**Set problem**
Below are entries to be transcribed exactly; exclude the pictures from the copy.

Stored data
_ _ _

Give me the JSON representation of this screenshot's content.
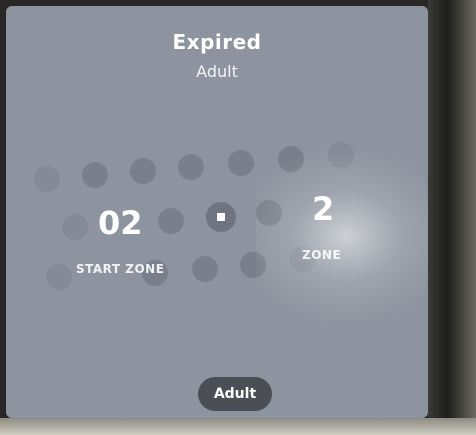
{
  "ticket": {
    "status": "Expired",
    "passenger_type": "Adult"
  },
  "zones": {
    "start_value": "02",
    "start_label": "START ZONE",
    "end_value": "2",
    "end_label": "ZONE"
  },
  "button": {
    "label": "Adult"
  },
  "colors": {
    "screen_background": "#8e949f",
    "dot": "#7a808b",
    "pill_background": "#4b4e55",
    "text": "#ffffff"
  }
}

_ _ _

**Response to the exercise**
Give me the JSON representation of this screenshot's content.
{
  "ticket": {
    "status": "Expired",
    "passenger_type": "Adult"
  },
  "zones": {
    "start_value": "02",
    "start_label": "START ZONE",
    "end_value": "2",
    "end_label": "ZONE"
  },
  "button": {
    "label": "Adult"
  },
  "colors": {
    "screen_background": "#8e949f",
    "dot": "#7a808b",
    "pill_background": "#4b4e55",
    "text": "#ffffff"
  }
}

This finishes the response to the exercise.